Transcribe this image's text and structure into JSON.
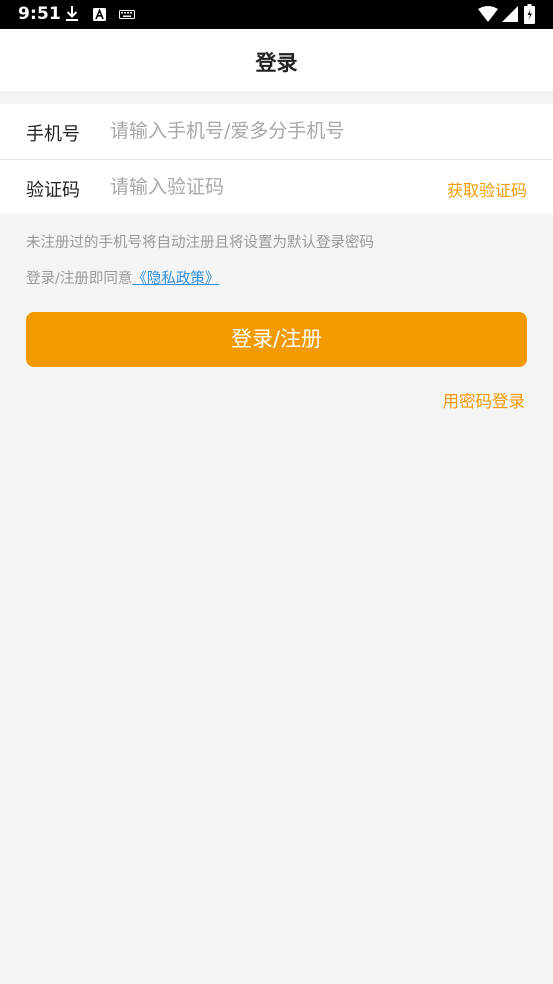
{
  "status_bar": {
    "time": "9:51",
    "icons": [
      "download-icon",
      "a-notification-icon",
      "keyboard-icon",
      "wifi-icon",
      "signal-icon",
      "battery-icon"
    ]
  },
  "header": {
    "title": "登录"
  },
  "form": {
    "phone": {
      "label": "手机号",
      "value": "",
      "placeholder": "请输入手机号/爱多分手机号"
    },
    "code": {
      "label": "验证码",
      "value": "",
      "placeholder": "请输入验证码",
      "get_code_label": "获取验证码"
    }
  },
  "notice_text": "未注册过的手机号将自动注册且将设置为默认登录密码",
  "agreement": {
    "prefix": "登录/注册即同意",
    "link": "《隐私政策》"
  },
  "submit_label": "登录/注册",
  "password_login_label": "用密码登录",
  "colors": {
    "accent": "#f29a00",
    "link": "#2f8fdc",
    "background": "#f4f4f4"
  }
}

*Required task*. From the entries above, output every line exactly and omit any image.

*Answer to the exercise*.
Transcribe this image's text and structure into JSON.
{
  "status_bar": {
    "time": "9:51",
    "icons": [
      "download-icon",
      "a-notification-icon",
      "keyboard-icon",
      "wifi-icon",
      "signal-icon",
      "battery-icon"
    ]
  },
  "header": {
    "title": "登录"
  },
  "form": {
    "phone": {
      "label": "手机号",
      "value": "",
      "placeholder": "请输入手机号/爱多分手机号"
    },
    "code": {
      "label": "验证码",
      "value": "",
      "placeholder": "请输入验证码",
      "get_code_label": "获取验证码"
    }
  },
  "notice_text": "未注册过的手机号将自动注册且将设置为默认登录密码",
  "agreement": {
    "prefix": "登录/注册即同意",
    "link": "《隐私政策》"
  },
  "submit_label": "登录/注册",
  "password_login_label": "用密码登录",
  "colors": {
    "accent": "#f29a00",
    "link": "#2f8fdc",
    "background": "#f4f4f4"
  }
}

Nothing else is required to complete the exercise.